Of all the lines in the data below, how many contain "count"? Report that number alone.

[Figure contents as structured data]

****************

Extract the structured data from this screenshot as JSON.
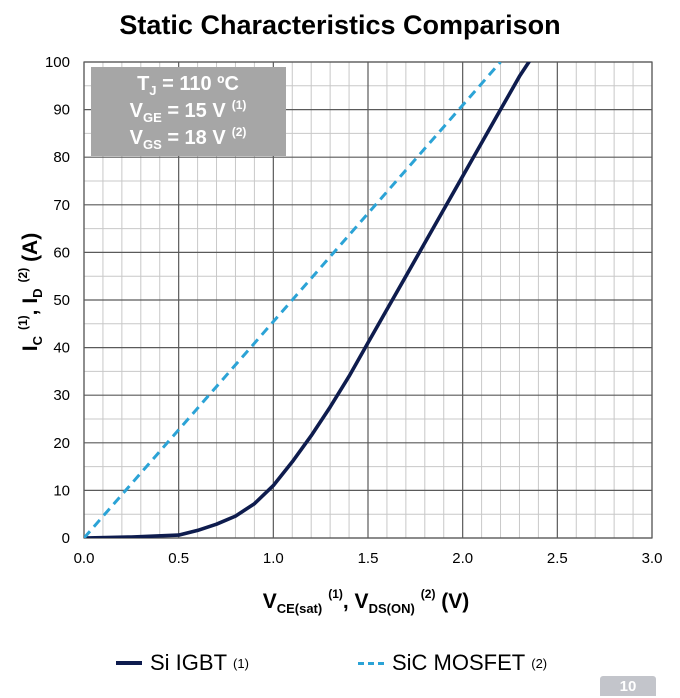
{
  "chart_data": {
    "type": "line",
    "title": "Static Characteristics Comparison",
    "xlabel": {
      "main": "V",
      "sub1": "CE(sat)",
      "sup1": "(1)",
      "sep": ", V",
      "sub2": "DS(ON)",
      "sup2": "(2)",
      "unit": " (V)"
    },
    "ylabel": {
      "i1": "I",
      "sub1": "C",
      "sup1": "(1)",
      "sep": ", I",
      "sub2": "D",
      "sup2": "(2)",
      "unit": " (A)"
    },
    "xlim": [
      0,
      3.0
    ],
    "ylim": [
      0,
      100
    ],
    "xticks": [
      "0.0",
      "0.5",
      "1.0",
      "1.5",
      "2.0",
      "2.5",
      "3.0"
    ],
    "yticks": [
      "0",
      "10",
      "20",
      "30",
      "40",
      "50",
      "60",
      "70",
      "80",
      "90",
      "100"
    ],
    "grid": true,
    "legend_position": "bottom",
    "series": [
      {
        "name": "Si IGBT",
        "marker": "(1)",
        "color": "#0e1c4e",
        "style": "solid",
        "points": [
          [
            0,
            0
          ],
          [
            0.25,
            0.2
          ],
          [
            0.5,
            0.6
          ],
          [
            0.6,
            1.6
          ],
          [
            0.7,
            2.9
          ],
          [
            0.8,
            4.6
          ],
          [
            0.9,
            7.2
          ],
          [
            1.0,
            11.0
          ],
          [
            1.1,
            16.0
          ],
          [
            1.2,
            21.5
          ],
          [
            1.3,
            27.5
          ],
          [
            1.4,
            34.0
          ],
          [
            1.5,
            41.0
          ],
          [
            1.6,
            48.0
          ],
          [
            1.7,
            55.0
          ],
          [
            1.8,
            62.0
          ],
          [
            1.9,
            69.0
          ],
          [
            2.0,
            76.0
          ],
          [
            2.1,
            83.0
          ],
          [
            2.2,
            90.0
          ],
          [
            2.3,
            97.0
          ],
          [
            2.35,
            100.0
          ]
        ]
      },
      {
        "name": "SiC MOSFET",
        "marker": "(2)",
        "color": "#2ba3d6",
        "style": "dashed",
        "points": [
          [
            0,
            0
          ],
          [
            2.2,
            100
          ]
        ]
      }
    ]
  },
  "annotation": {
    "line1": {
      "main": "T",
      "sub": "J",
      "rest": " = 110 ºC"
    },
    "line2": {
      "main": "V",
      "sub": "GE",
      "rest": " = 15 V",
      "sup": "(1)"
    },
    "line3": {
      "main": "V",
      "sub": "GS",
      "rest": " = 18 V",
      "sup": "(2)"
    },
    "bg_color": "#a6a6a6"
  },
  "watermark": "10"
}
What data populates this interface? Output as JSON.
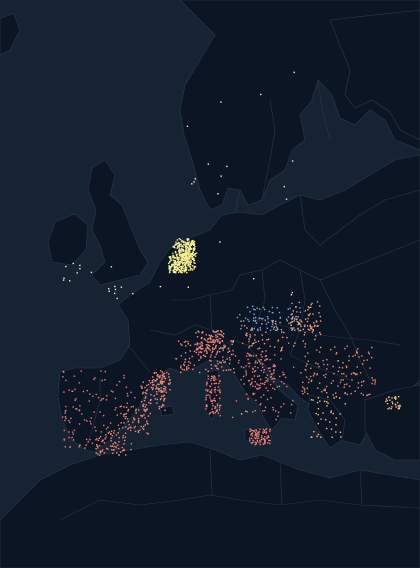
{
  "map": {
    "colors": {
      "sea": "#152332",
      "land": "#0c1524",
      "border": "#27384a"
    },
    "layers": [
      {
        "name": "netherlands-cluster",
        "color": "#f7ee8f",
        "count": 520
      },
      {
        "name": "iberia-east-coast",
        "color": "#f58a7a",
        "count": 260
      },
      {
        "name": "iberia-interior",
        "color": "#f07a72",
        "count": 120
      },
      {
        "name": "france-south",
        "color": "#f28a7d",
        "count": 220
      },
      {
        "name": "italy",
        "color": "#f07c74",
        "count": 340
      },
      {
        "name": "alps",
        "color": "#7fa7d8",
        "count": 80
      },
      {
        "name": "central-europe",
        "color": "#f2a07f",
        "count": 130
      },
      {
        "name": "balkans",
        "color": "#f08a70",
        "count": 130
      },
      {
        "name": "greece",
        "color": "#f5c37a",
        "count": 70
      },
      {
        "name": "scattered-north",
        "color": "#f0f0d8",
        "count": 40
      }
    ]
  }
}
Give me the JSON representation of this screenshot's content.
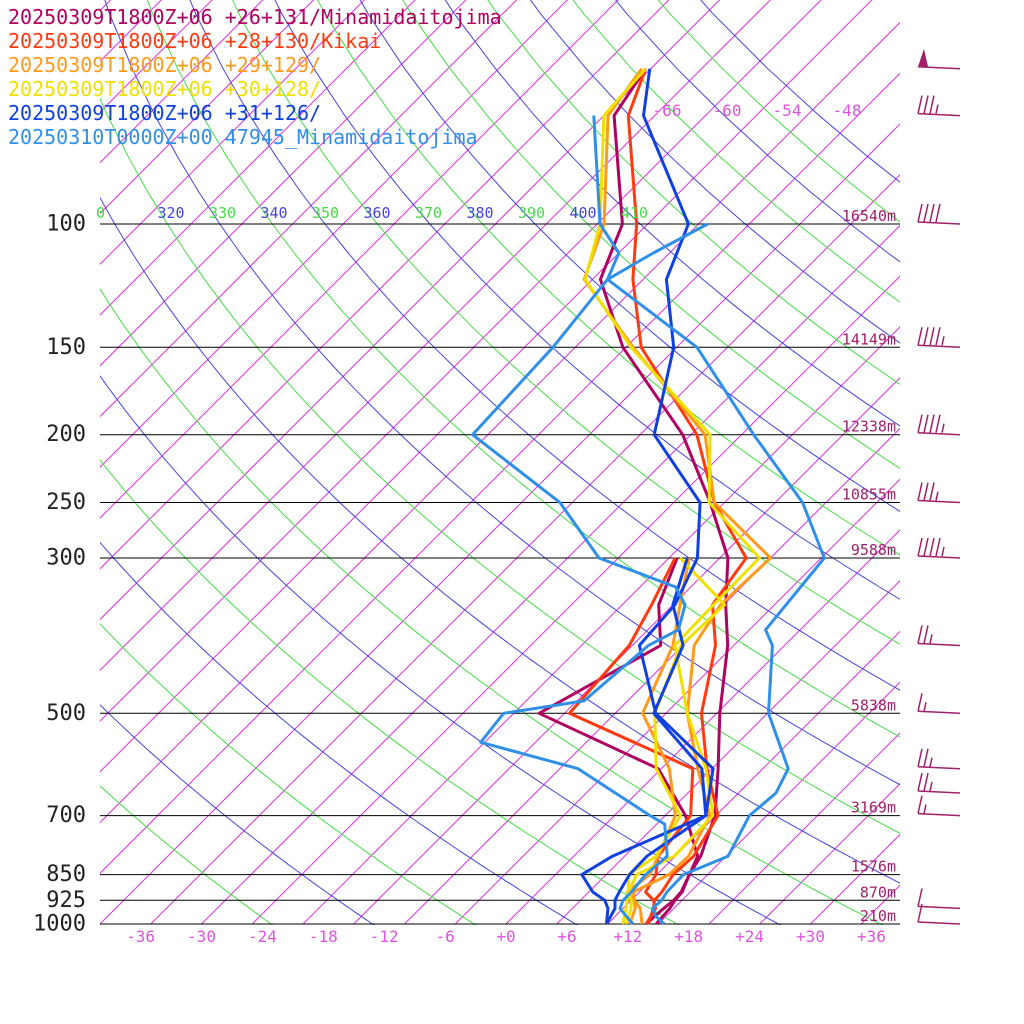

****************

TASK ANSWER
10